* _EXERCISE DETAILS_:
Every record here needs to be written out again exactly.

(Stored dataset items)
%%

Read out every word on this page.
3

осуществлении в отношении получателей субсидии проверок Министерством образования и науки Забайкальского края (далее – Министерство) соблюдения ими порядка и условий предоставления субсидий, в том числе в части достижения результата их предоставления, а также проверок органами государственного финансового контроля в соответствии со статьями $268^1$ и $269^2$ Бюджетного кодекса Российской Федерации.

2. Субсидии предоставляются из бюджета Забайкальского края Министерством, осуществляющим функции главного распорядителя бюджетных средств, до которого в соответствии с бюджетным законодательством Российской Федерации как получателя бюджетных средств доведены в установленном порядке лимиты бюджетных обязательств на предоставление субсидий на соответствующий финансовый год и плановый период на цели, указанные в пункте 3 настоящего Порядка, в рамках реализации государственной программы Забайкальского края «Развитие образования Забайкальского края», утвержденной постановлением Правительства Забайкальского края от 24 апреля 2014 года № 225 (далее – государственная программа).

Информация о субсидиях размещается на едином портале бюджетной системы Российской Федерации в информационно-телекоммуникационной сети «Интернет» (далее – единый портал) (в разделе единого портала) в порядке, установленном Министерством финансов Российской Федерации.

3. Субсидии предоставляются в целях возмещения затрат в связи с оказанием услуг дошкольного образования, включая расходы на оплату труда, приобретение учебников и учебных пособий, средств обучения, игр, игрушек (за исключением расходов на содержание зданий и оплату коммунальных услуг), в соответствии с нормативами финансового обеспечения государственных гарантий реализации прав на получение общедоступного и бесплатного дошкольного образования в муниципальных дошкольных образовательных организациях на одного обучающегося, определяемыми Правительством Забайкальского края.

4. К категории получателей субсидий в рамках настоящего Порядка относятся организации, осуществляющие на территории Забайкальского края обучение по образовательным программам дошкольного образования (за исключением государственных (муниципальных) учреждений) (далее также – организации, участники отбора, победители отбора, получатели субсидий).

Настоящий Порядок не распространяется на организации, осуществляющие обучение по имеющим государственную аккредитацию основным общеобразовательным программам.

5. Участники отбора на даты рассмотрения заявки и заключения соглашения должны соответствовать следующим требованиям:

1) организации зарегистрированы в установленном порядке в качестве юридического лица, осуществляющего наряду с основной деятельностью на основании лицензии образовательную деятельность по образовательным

%%

* _ANSWER TO THIS TASK_:
Read out every word on this page.
3

осуществлении в отношении получателей субсидии проверок Министерством образования и науки Забайкальского края (далее – Министерство) соблюдения ими порядка и условий предоставления субсидий, в том числе в части достижения результата их предоставления, а также проверок органами государственного финансового контроля в соответствии со статьями $268^1$ и $269^2$ Бюджетного кодекса Российской Федерации.

2. Субсидии предоставляются из бюджета Забайкальского края Министерством, осуществляющим функции главного распорядителя бюджетных средств, до которого в соответствии с бюджетным законодательством Российской Федерации как получателя бюджетных средств доведены в установленном порядке лимиты бюджетных обязательств на предоставление субсидий на соответствующий финансовый год и плановый период на цели, указанные в пункте 3 настоящего Порядка, в рамках реализации государственной программы Забайкальского края «Развитие образования Забайкальского края», утвержденной постановлением Правительства Забайкальского края от 24 апреля 2014 года № 225 (далее – государственная программа).

Информация о субсидиях размещается на едином портале бюджетной системы Российской Федерации в информационно-телекоммуникационной сети «Интернет» (далее – единый портал) (в разделе единого портала) в порядке, установленном Министерством финансов Российской Федерации.

3. Субсидии предоставляются в целях возмещения затрат в связи с оказанием услуг дошкольного образования, включая расходы на оплату труда, приобретение учебников и учебных пособий, средств обучения, игр, игрушек (за исключением расходов на содержание зданий и оплату коммунальных услуг), в соответствии с нормативами финансового обеспечения государственных гарантий реализации прав на получение общедоступного и бесплатного дошкольного образования в муниципальных дошкольных образовательных организациях на одного обучающегося, определяемыми Правительством Забайкальского края.

4. К категории получателей субсидий в рамках настоящего Порядка относятся организации, осуществляющие на территории Забайкальского края обучение по образовательным программам дошкольного образования (за исключением государственных (муниципальных) учреждений) (далее также – организации, участники отбора, победители отбора, получатели субсидий).

Настоящий Порядок не распространяется на организации, осуществляющие обучение по имеющим государственную аккредитацию основным общеобразовательным программам.

5. Участники отбора на даты рассмотрения заявки и заключения соглашения должны соответствовать следующим требованиям:

1) организации зарегистрированы в установленном порядке в качестве юридического лица, осуществляющего наряду с основной деятельностью на основании лицензии образовательную деятельность по образовательным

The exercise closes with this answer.